[Saved data entries]
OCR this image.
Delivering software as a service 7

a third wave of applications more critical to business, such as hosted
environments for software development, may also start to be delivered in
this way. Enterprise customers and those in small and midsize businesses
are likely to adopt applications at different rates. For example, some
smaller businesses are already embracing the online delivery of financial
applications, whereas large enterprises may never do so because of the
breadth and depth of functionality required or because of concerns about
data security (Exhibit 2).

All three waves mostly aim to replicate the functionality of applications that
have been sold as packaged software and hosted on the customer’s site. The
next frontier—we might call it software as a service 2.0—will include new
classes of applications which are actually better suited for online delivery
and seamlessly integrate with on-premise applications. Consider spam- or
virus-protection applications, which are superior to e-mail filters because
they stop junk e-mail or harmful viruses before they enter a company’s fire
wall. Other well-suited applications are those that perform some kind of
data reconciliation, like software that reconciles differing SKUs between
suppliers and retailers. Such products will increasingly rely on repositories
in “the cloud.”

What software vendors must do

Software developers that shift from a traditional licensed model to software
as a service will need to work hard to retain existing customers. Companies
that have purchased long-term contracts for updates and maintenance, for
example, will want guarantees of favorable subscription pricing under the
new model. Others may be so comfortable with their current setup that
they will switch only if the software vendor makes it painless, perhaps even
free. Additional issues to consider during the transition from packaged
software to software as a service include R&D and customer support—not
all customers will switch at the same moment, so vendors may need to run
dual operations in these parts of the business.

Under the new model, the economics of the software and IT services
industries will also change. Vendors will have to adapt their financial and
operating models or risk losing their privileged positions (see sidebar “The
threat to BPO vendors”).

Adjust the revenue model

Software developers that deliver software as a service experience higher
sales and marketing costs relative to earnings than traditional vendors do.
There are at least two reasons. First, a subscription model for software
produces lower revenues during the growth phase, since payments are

→ TASK DESCRIPTION: Each line must be given again exactly as written above.

→ TASK SOLUTION:
OCR this image.
Delivering software as a service 7

a third wave of applications more critical to business, such as hosted
environments for software development, may also start to be delivered in
this way. Enterprise customers and those in small and midsize businesses
are likely to adopt applications at different rates. For example, some
smaller businesses are already embracing the online delivery of financial
applications, whereas large enterprises may never do so because of the
breadth and depth of functionality required or because of concerns about
data security (Exhibit 2).

All three waves mostly aim to replicate the functionality of applications that
have been sold as packaged software and hosted on the customer’s site. The
next frontier—we might call it software as a service 2.0—will include new
classes of applications which are actually better suited for online delivery
and seamlessly integrate with on-premise applications. Consider spam- or
virus-protection applications, which are superior to e-mail filters because
they stop junk e-mail or harmful viruses before they enter a company’s fire
wall. Other well-suited applications are those that perform some kind of
data reconciliation, like software that reconciles differing SKUs between
suppliers and retailers. Such products will increasingly rely on repositories
in “the cloud.”

What software vendors must do

Software developers that shift from a traditional licensed model to software
as a service will need to work hard to retain existing customers. Companies
that have purchased long-term contracts for updates and maintenance, for
example, will want guarantees of favorable subscription pricing under the
new model. Others may be so comfortable with their current setup that
they will switch only if the software vendor makes it painless, perhaps even
free. Additional issues to consider during the transition from packaged
software to software as a service include R&D and customer support—not
all customers will switch at the same moment, so vendors may need to run
dual operations in these parts of the business.

Under the new model, the economics of the software and IT services
industries will also change. Vendors will have to adapt their financial and
operating models or risk losing their privileged positions (see sidebar “The
threat to BPO vendors”).

Adjust the revenue model

Software developers that deliver software as a service experience higher
sales and marketing costs relative to earnings than traditional vendors do.
There are at least two reasons. First, a subscription model for software
produces lower revenues during the growth phase, since payments are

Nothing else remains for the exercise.